--- Start of RECORDS SUPPLIED ---

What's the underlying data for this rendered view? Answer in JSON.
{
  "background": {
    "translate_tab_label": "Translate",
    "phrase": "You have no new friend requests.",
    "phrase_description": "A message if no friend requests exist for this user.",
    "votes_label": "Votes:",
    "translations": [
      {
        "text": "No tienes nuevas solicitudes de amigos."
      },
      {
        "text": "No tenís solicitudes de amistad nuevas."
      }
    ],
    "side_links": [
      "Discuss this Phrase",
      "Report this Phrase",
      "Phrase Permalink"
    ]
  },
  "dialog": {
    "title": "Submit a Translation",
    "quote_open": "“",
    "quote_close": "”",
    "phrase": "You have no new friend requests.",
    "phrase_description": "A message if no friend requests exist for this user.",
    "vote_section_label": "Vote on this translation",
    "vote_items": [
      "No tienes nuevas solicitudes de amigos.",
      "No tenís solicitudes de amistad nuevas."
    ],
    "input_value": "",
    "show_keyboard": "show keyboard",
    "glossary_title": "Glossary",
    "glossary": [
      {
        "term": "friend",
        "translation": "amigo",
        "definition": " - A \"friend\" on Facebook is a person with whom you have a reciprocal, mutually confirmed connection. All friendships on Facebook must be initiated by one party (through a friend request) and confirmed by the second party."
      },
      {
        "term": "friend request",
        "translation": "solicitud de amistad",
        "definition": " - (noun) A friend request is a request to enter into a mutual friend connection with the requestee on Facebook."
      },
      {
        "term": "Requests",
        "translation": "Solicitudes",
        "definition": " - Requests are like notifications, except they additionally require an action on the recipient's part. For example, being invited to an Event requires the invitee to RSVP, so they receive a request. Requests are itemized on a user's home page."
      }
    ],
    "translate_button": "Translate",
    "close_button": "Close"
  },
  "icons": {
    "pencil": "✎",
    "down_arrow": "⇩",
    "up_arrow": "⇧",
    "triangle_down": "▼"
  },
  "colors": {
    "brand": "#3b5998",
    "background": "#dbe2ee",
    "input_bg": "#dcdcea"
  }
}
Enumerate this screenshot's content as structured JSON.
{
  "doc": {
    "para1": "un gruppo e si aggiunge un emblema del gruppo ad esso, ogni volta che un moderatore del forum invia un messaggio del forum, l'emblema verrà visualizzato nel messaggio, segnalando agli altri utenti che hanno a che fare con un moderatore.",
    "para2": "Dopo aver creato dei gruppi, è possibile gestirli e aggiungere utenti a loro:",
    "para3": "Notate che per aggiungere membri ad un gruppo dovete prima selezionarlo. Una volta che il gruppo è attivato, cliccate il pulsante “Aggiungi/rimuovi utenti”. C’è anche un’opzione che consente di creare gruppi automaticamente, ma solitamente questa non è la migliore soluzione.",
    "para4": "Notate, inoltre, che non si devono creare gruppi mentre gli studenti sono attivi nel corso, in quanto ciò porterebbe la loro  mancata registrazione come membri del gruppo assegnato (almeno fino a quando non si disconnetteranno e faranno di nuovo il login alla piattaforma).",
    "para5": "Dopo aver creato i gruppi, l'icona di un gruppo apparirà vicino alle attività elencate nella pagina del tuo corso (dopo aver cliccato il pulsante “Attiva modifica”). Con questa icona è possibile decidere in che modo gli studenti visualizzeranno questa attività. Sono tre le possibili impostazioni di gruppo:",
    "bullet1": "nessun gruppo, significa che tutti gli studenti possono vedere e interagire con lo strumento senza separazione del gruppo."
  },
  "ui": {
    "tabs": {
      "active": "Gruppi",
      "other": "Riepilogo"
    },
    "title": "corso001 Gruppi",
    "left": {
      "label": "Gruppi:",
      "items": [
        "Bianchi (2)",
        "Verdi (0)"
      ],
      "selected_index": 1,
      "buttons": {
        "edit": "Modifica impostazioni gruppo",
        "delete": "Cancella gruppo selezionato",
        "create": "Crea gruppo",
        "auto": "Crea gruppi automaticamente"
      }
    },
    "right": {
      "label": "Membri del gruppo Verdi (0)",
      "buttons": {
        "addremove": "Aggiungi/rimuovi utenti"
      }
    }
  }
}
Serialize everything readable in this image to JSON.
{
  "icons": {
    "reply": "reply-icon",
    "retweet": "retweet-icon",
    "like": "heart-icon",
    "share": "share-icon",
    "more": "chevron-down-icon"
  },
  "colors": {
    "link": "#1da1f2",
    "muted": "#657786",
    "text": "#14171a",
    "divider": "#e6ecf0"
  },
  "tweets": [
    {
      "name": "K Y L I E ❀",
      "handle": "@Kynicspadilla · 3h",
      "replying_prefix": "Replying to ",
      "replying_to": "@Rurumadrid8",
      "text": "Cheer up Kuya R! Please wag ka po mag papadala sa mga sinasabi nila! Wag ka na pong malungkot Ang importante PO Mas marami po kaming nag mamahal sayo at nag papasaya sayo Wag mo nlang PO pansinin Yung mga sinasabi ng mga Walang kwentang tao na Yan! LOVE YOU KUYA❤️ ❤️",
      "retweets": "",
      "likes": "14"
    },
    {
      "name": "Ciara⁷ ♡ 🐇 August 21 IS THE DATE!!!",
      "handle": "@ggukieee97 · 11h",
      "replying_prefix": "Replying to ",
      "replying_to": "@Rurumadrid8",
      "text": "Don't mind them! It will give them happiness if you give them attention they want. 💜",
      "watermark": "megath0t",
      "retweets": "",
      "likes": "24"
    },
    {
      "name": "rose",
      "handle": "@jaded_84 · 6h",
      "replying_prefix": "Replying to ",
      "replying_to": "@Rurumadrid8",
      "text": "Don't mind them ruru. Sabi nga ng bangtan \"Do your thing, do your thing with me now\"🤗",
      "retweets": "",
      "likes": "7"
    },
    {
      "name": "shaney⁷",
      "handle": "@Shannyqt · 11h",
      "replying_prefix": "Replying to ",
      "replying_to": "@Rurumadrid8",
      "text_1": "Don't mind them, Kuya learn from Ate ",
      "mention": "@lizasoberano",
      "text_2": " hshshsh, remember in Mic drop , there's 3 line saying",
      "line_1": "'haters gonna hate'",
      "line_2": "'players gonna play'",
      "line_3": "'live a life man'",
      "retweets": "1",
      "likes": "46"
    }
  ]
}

--- End of RECORDS SUPPLIED ---

Using the material above, work out how many lines contain the string "tenís". Give that number alone.

REPLY TO THE EXERCISE:
2